> **EXERCISE REQUIREMENTS**:
A. Answer these questions from the breast cancer study excerpt:
(i) How many patients were excluded for suspected distant metastasis on the staging 18F-FDG PET/CT?
(ii) In how many of the 79 patients was surgery performed after completion of NAC?
(iii) How many patients were referred to other hospitals for further oncological management?
B. Extend the breast cancer study excerpt past its final sentence, keeping its style and subject.

> **DOCUMENT EXCERPT**:
------------------------------------------------------------

The main objective of this study was to evaluate the role of advanced imaging features obtained from baseline 18F-FDG PET/CT in combination with clinical and pathological parameters in the prediction of tumor response to NAC in breast cancer patients.

Materials and methods

Study population

Data for patients with a diagnosis of locally advanced breast cancer (n = 291), treated by NAC and surgery at Humanitas Clinical and Research Center between January 2010 and January 2018, were retrospectively collected. Patient inclusion criteria were as follows: (i) histological diagnosis of primary breast cancer, (ii) performance of 18F-FDG PET/CT for staging purposes before any treatment, and (iii) NAC as primary treatment followed by surgery. Ninety-two patients were selected. Patients who had already been treated for breast cancer (n = 2) and those who had suspicion of distant metastasis on the staging 18F-FDG PET/CT were excluded (n = 11). Finally, 79 patients fulfilling the above-mentioned inclusion and exclusion criteria were included in the present analysis. The Institutional Ethics Committee reviewed and approved this retrospective study. Specific informed consent was not required according to local ethics committee rules for retrospective studies.

NAC treatment

A standard NAC protocol with anthracycline and taxane, plus trastuzumab in patients with HER2 amplification [3], was performed in 68/79 patients. In the remaining 11 patients, a different therapeutic regimen was performed in accordance with the oncologist’s indication (detailed in Table 1 of the electronic supplementary material). Surgery was performed after completion of NAC in 77/79 patients. In two patients, the standard NAC protocol was discontinued, and surgery was performed irrespective of failure to complete NAC (these patients had no evidence of response to systemic treatment and severe infection, respectively).

Data collection

Data on programmed clinical examination, tumor marker measurement (cancer antigen 15.3), and radiological follow-up were collected from the medical records (n = 76). Three patients were referred to other hospitals for further oncological management; therefore, their radiological follow-up was not available. Data on survival status were available for all patients.

------------------------------------------------------------

> **INPUT DATA**:
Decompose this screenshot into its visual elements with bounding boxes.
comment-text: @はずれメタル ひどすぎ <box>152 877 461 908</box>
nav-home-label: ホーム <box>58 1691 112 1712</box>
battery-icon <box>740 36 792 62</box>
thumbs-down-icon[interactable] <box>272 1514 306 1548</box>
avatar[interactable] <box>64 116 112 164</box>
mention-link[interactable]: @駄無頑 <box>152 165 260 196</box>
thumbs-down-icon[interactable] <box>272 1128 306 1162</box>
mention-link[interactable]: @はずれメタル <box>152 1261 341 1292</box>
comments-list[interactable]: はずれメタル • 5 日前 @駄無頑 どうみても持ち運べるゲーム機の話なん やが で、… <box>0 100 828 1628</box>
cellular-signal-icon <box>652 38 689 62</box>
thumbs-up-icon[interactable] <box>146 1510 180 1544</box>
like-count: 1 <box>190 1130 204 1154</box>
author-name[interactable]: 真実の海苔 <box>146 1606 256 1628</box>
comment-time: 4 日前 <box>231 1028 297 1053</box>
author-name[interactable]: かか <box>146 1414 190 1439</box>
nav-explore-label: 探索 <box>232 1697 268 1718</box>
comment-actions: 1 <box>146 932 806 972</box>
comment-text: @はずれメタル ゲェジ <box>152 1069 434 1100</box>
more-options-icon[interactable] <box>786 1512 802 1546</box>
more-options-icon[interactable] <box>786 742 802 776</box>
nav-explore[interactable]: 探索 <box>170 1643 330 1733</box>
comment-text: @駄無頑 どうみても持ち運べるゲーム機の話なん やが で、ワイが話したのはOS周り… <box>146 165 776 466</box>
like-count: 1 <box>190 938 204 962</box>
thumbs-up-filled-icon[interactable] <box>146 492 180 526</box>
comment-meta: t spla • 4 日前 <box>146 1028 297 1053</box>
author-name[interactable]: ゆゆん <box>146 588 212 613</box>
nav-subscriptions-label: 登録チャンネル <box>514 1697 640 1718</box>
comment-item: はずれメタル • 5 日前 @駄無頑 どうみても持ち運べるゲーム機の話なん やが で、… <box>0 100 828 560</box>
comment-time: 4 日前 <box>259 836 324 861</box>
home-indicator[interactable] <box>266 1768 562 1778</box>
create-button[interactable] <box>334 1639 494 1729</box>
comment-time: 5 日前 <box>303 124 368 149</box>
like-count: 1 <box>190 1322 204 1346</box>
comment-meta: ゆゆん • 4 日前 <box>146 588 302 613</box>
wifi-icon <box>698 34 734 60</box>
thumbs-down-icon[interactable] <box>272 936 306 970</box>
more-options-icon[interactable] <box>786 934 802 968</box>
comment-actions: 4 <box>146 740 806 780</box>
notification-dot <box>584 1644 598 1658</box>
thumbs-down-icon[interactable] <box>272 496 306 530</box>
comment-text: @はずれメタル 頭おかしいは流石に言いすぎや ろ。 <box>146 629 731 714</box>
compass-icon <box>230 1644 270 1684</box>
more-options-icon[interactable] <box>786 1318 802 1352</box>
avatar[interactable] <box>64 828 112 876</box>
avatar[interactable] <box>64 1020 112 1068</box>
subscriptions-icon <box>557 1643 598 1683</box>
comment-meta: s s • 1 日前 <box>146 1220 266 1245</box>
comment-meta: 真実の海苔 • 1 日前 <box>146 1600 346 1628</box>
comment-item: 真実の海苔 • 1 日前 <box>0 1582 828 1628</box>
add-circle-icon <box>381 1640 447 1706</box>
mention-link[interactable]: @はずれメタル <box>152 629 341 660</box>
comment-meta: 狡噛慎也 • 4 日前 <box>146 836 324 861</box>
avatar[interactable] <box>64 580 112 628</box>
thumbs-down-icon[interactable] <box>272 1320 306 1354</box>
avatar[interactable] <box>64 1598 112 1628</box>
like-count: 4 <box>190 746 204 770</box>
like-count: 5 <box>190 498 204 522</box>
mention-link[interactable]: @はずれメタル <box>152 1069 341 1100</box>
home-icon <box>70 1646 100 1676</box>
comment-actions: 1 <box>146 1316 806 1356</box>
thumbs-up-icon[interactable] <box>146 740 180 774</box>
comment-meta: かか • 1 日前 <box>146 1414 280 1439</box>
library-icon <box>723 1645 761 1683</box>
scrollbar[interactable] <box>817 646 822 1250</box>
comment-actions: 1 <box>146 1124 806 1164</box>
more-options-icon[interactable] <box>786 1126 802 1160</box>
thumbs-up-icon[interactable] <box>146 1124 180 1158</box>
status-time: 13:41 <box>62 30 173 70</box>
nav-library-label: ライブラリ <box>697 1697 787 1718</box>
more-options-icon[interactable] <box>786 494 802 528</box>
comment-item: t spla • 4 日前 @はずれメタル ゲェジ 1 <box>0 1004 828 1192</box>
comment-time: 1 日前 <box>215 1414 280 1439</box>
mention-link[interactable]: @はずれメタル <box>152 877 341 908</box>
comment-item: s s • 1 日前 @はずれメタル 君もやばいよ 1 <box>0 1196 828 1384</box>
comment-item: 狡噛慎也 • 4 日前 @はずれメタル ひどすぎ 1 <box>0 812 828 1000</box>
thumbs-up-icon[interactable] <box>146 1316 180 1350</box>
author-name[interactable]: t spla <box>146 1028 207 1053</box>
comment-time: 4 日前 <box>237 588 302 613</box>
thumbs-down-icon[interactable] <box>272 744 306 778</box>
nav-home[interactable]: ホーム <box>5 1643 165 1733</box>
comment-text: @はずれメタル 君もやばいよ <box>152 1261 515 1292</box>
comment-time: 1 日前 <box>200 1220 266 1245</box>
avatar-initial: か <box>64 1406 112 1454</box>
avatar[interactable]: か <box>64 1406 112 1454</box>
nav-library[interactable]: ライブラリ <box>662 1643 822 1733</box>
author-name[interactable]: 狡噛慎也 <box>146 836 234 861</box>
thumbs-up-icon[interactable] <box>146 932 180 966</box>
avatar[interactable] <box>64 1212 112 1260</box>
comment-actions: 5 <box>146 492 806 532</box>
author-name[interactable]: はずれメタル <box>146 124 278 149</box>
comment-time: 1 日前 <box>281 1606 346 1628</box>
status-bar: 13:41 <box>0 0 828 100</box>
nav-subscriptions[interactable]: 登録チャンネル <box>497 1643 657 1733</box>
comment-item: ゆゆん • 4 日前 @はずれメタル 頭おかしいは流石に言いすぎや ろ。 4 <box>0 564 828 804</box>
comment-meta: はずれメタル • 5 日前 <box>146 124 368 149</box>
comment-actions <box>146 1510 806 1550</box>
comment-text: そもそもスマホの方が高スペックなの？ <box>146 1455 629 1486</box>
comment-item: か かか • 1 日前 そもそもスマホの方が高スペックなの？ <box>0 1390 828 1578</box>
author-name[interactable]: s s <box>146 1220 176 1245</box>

------------------------------------------------------------

> **ANSWER SECTION**:
A.
(i) 11
(ii) 77
(iii) Three

B.
Histological characteristics of the primary tumor (expression of hormone receptors, HER2 status, Ki67 value, tumor dimensions and grade, histological tumor type, molecular subtype) and clinical characteristics of each patient (age at diagnosis, menopausal state, evidence of disease relapse or death, type of chemotherapy) were retrieved from the institutional database.

Image acquisition

The imaging acquisition protocol has been previously described [21]. Details according to the Image Biomarker Standardisation Initiative (IBSI) reporting guidelines [26] are provided in Table 2 of the electronic supplementary material. Briefly, 18F-FDG PET/CT images were acquired 60 ± 5 min after 18F-FDG injection in accordance with the European Association of Nuclear Medicine (EANM) guidelines, version 1.0 and, from February 2015, version 2.0 [27] using an integrated PET/CT scanner, either a Siemens Biograph 6 LSO (Siemens, Erlangen, Germany) or a General Electric Discovery 690 (General Electric Healthcare, Waukesha, WI, USA). CT images without contrast enhancement or respiratory gating (free-breathing images) were acquired. All PET images were corrected for attenuation using the acquired CT data.

Image analysis

18F-FDG PET/CT images were retrieved from the Picture Archiving and Communication System (PACS). A board-certified nuclear medicine physician with more than 10 years’ experience in PET/CT segmented breast tumor lesions on 18F-FDG PET/CT images using a semiautomatic approach. The volume of interest (VOI) of the breast lesion was defined on PET images with a threshold of 40% of the maximum standardized uptake value (SUVmax) using commercial software (PET VCAR; GE Healthcare). Only the primary tumor was segmented. Textural features (i.e., first-, second-, and higher-order imaging parameters) were extracted using dedicated software for radiomics (LIFEx) (https://www.lifexsoft.org/index.php). LIFEx, for technical reasons, extracted second- and higher-order imaging parameters only for lesions greater than 64 voxels.

Primary endpoint

The primary endpoint of this study was the prediction of pCR to NAC, defined as the absence of remaining tumor on histopathological examination of the post-treatment surgical excision specimens [4].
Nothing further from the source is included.